Given task: In the entries below, find the lines that contain the word "давності" and copy them.

Some records
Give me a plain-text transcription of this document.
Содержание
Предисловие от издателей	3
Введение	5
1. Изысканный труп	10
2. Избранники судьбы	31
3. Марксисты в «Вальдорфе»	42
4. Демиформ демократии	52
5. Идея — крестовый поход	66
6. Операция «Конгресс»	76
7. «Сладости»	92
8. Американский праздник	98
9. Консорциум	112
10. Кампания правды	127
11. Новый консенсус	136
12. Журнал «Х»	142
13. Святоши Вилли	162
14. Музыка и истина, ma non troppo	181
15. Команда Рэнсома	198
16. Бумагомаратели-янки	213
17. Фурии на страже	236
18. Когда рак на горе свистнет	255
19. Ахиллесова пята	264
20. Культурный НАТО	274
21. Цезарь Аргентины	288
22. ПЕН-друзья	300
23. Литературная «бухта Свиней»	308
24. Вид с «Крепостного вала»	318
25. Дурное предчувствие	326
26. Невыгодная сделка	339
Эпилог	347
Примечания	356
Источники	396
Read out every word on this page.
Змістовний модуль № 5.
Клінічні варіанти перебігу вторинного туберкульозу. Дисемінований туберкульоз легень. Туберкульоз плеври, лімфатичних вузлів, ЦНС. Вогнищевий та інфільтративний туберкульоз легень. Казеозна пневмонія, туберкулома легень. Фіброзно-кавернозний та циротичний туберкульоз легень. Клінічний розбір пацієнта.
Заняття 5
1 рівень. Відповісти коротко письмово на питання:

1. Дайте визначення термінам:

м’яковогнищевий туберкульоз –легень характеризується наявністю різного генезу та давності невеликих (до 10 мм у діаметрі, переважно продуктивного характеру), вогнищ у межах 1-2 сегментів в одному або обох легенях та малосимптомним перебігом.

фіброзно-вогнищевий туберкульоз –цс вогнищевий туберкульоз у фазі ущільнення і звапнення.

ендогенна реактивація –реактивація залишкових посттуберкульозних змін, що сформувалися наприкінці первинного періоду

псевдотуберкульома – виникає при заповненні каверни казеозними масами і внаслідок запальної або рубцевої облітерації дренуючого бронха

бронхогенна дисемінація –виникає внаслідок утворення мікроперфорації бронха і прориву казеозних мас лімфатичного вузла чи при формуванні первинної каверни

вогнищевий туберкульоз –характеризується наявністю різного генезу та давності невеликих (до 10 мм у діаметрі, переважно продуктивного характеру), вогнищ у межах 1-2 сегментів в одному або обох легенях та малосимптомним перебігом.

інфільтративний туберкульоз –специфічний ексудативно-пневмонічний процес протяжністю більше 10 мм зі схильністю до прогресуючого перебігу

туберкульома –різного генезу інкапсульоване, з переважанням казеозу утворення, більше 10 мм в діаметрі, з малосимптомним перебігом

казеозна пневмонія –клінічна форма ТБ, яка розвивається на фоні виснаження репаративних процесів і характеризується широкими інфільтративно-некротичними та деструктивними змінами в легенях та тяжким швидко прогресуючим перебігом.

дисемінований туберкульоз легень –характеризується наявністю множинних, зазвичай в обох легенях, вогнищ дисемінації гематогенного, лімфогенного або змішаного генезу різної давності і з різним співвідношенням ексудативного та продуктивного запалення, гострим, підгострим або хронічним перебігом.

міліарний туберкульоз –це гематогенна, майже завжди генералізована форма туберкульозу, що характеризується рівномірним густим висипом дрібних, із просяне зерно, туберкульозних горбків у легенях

Exercise answer:
м’яковогнищевий туберкульоз –легень характеризується наявністю різного генезу та давності невеликих (до 10 мм у діаметрі, переважно продуктивного характеру), вогнищ у межах 1-2 сегментів в одному або обох легенях та малосимптомним перебігом.
вогнищевий туберкульоз –характеризується наявністю різного генезу та давності невеликих (до 10 мм у діаметрі, переважно продуктивного характеру), вогнищ у межах 1-2 сегментів в одному або обох легенях та малосимптомним перебігом.
дисемінований туберкульоз легень –характеризується наявністю множинних, зазвичай в обох легенях, вогнищ дисемінації гематогенного, лімфогенного або змішаного генезу різної давності і з різним співвідношенням ексудативного та продуктивного запалення, гострим, підгострим або хронічним перебігом.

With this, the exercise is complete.